## The input
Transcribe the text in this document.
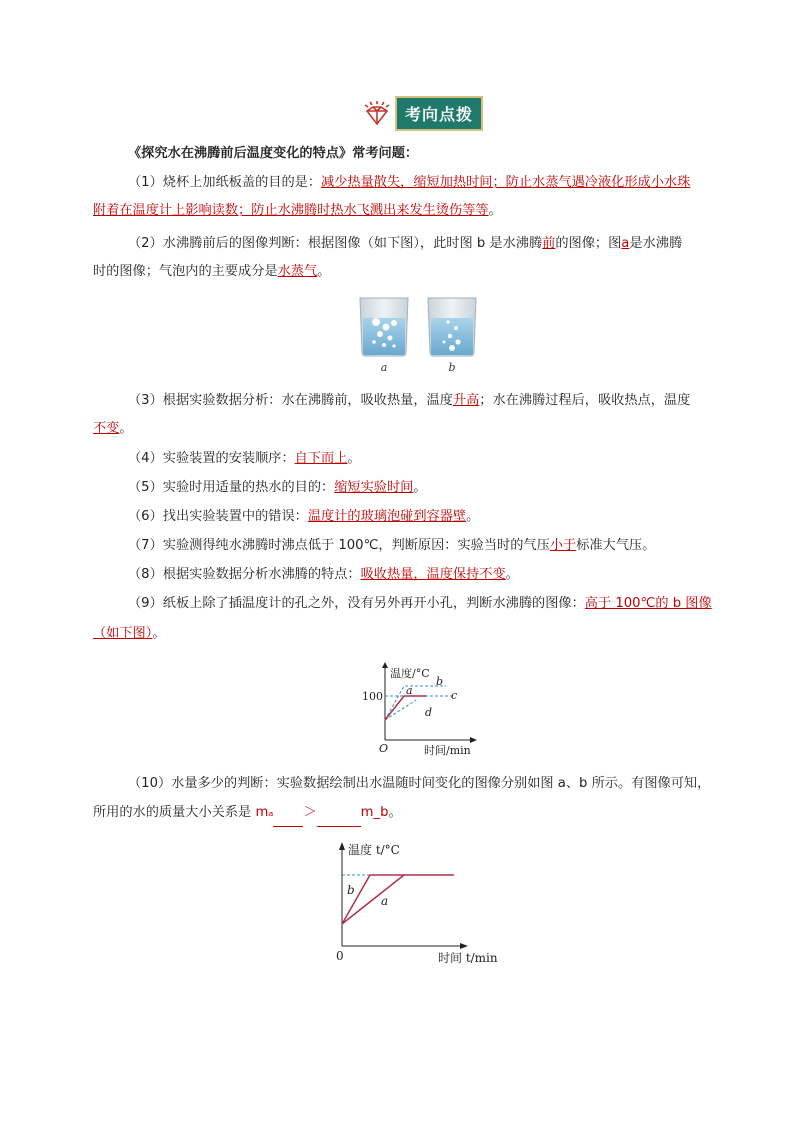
考向点拨
《探究水在沸腾前后温度变化的特点》常考问题：
（1）烧杯上加纸板盖的目的是：减少热量散失，缩短加热时间；防止水蒸气遇冷液化形成小水珠
附着在温度计上影响读数；防止水沸腾时热水飞溅出来发生烫伤等等。
（2）水沸腾前后的图像判断：根据图像（如下图），此时图 b 是水沸腾前的图像；图a是水沸腾
时的图像；气泡内的主要成分是水蒸气。
a	b
（3）根据实验数据分析：水在沸腾前，吸收热量，温度升高；水在沸腾过程后，吸收热点，温度
不变。
（4）实验装置的安装顺序：自下而上。
（5）实验时用适量的热水的目的：缩短实验时间。
（6）找出实验装置中的错误：温度计的玻璃泡碰到容器壁。
（7）实验测得纯水沸腾时沸点低于 100℃，判断原因：实验当时的气压小于标准大气压。
（8）根据实验数据分析水沸腾的特点：吸收热量，温度保持不变。
（9）纸板上除了插温度计的孔之外，没有另外再开小孔，判断水沸腾的图像：高于 100℃的 b 图像
（如下图）。
温度/°C
时间/min
O
100 a
b
c
d
（10）水量多少的判断：实验数据绘制出水温随时间变化的图像分别如图 a、b 所示。有图像可知，
所用的水的质量大小关系是 mₐ ＞	m_b。
温度 t/°C
时间 t/min
0
a
b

## Given problem
Copy each line above precisely, dropping the pictures.

## Worked answer
Transcribe the text in this document.
考向点拨
《探究水在沸腾前后温度变化的特点》常考问题：
（1）烧杯上加纸板盖的目的是：减少热量散失，缩短加热时间；防止水蒸气遇冷液化形成小水珠
附着在温度计上影响读数；防止水沸腾时热水飞溅出来发生烫伤等等。
（2）水沸腾前后的图像判断：根据图像（如下图），此时图 b 是水沸腾前的图像；图a是水沸腾
时的图像；气泡内的主要成分是水蒸气。
a	b
（3）根据实验数据分析：水在沸腾前，吸收热量，温度升高；水在沸腾过程后，吸收热点，温度
不变。
（4）实验装置的安装顺序：自下而上。
（5）实验时用适量的热水的目的：缩短实验时间。
（6）找出实验装置中的错误：温度计的玻璃泡碰到容器壁。
（7）实验测得纯水沸腾时沸点低于 100℃，判断原因：实验当时的气压小于标准大气压。
（8）根据实验数据分析水沸腾的特点：吸收热量，温度保持不变。
（9）纸板上除了插温度计的孔之外，没有另外再开小孔，判断水沸腾的图像：高于 100℃的 b 图像
（如下图）。
温度/°C
时间/min
O
100 a
b
c
d
（10）水量多少的判断：实验数据绘制出水温随时间变化的图像分别如图 a、b 所示。有图像可知，
所用的水的质量大小关系是 mₐ ＞	m_b。
温度 t/°C
时间 t/min
0
a
b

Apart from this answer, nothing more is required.